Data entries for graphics
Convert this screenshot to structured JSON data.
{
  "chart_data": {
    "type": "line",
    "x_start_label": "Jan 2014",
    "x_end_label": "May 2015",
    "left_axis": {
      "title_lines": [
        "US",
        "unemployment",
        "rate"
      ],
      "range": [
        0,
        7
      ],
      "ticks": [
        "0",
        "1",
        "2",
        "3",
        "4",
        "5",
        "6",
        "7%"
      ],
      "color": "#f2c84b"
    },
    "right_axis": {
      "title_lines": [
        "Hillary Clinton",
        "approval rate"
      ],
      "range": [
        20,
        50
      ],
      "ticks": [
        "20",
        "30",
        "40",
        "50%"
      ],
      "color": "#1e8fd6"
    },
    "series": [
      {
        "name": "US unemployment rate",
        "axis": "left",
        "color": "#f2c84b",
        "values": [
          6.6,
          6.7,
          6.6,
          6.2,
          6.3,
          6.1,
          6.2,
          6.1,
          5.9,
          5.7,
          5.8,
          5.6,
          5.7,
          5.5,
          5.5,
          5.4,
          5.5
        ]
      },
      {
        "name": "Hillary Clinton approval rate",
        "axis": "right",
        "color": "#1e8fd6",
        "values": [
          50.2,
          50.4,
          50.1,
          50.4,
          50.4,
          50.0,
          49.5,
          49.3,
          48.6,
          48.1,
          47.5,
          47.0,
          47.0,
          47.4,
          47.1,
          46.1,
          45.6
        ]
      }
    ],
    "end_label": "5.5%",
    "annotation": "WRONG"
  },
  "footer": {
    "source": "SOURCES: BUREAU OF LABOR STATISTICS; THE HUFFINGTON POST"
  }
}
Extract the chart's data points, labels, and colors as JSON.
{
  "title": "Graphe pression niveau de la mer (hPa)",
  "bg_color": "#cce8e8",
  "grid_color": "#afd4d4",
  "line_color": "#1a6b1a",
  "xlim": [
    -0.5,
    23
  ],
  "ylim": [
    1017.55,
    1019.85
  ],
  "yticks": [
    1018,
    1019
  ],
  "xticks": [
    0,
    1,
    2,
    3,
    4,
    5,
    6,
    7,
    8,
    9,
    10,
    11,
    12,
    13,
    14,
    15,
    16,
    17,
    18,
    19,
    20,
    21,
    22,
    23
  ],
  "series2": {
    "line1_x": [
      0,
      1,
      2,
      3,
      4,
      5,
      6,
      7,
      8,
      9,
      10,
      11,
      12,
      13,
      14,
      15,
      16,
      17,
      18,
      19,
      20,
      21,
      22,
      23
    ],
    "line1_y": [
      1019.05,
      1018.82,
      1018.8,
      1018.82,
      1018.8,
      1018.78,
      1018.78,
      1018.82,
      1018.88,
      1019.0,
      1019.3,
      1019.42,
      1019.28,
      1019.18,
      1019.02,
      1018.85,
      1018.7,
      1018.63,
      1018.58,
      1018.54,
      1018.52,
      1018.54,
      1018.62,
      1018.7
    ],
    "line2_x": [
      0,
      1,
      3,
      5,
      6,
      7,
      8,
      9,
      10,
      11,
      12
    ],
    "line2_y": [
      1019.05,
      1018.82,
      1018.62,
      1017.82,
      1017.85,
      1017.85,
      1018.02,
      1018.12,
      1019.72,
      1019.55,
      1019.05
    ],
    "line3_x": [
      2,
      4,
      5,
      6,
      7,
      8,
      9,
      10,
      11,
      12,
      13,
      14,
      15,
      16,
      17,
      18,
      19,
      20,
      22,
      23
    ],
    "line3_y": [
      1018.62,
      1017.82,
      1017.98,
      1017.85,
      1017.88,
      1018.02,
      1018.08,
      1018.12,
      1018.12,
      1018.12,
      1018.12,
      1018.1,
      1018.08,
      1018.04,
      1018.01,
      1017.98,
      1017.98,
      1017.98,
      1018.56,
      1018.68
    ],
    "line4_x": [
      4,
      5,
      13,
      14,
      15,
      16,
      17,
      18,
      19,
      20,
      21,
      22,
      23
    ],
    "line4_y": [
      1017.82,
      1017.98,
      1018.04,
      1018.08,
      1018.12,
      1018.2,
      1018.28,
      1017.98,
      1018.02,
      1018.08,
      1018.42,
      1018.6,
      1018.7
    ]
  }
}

Given instruction.
Report all lines of the data that include the word "unemployment".

Result below.
        "unemployment",
        "name": "US unemployment rate",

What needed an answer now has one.